* [Exercise goal]: Without changing a character, return the entries, but not the images they hold.

>> BEGIN

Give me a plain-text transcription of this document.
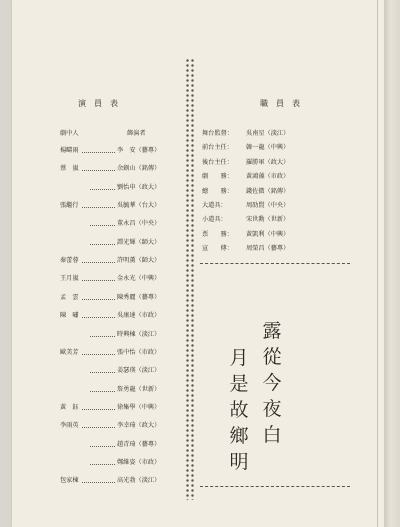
演員表	職員表
劇中人	飾演者
楊疇雨	李　安（藝專）
蔡　嵐	余劍山（銘傳）
劉怡申（政大）
張繼行	吳毓華（台大）
董永昌（中央）
譚光輝（師大）
秦蕾蓉	許明薰（師大）
王月嵐	金永光（中興）
孟　雲	陳秀麗（藝專）
陳　嘯	吳康達（市政）
時興棟（淡江）
歐美芳	張中怡（市政）
姜瑟瑛（淡江）
詹勇龍（世新）
黃　鈺	徐集學（中興）
李雨英	李幸琦（政大）
趙青琦（藝專）
鄭維姿（市政）
包家棟	高光勃（淡江）
舞台監督： 吳南星（淡江）
前台主任： 韓一龍（中興）
後台主任： 羅勝軍（政大）
劇　　務： 黃鴻藻（市政）
總　　務： 錢佐微（銘傳）
大道具：	周劭賢（中央）
小道具：	宋世勳（世新）
票　　務： 黃凱利（中興）
宣　　傳： 周榮昌（藝專）
露
從
今
夜
白
月
是
故
鄉
明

>> END

* [Answer for this exercise]:
Give me a plain-text transcription of this document.
演員表	職員表
劇中人	飾演者
楊疇雨	李　安（藝專）
蔡　嵐	余劍山（銘傳）
劉怡申（政大）
張繼行	吳毓華（台大）
董永昌（中央）
譚光輝（師大）
秦蕾蓉	許明薰（師大）
王月嵐	金永光（中興）
孟　雲	陳秀麗（藝專）
陳　嘯	吳康達（市政）
時興棟（淡江）
歐美芳	張中怡（市政）
姜瑟瑛（淡江）
詹勇龍（世新）
黃　鈺	徐集學（中興）
李雨英	李幸琦（政大）
趙青琦（藝專）
鄭維姿（市政）
包家棟	高光勃（淡江）
舞台監督： 吳南星（淡江）
前台主任： 韓一龍（中興）
後台主任： 羅勝軍（政大）
劇　　務： 黃鴻藻（市政）
總　　務： 錢佐微（銘傳）
大道具：	周劭賢（中央）
小道具：	宋世勳（世新）
票　　務： 黃凱利（中興）
宣　　傳： 周榮昌（藝專）
露
從
今
夜
白
月
是
故
鄉
明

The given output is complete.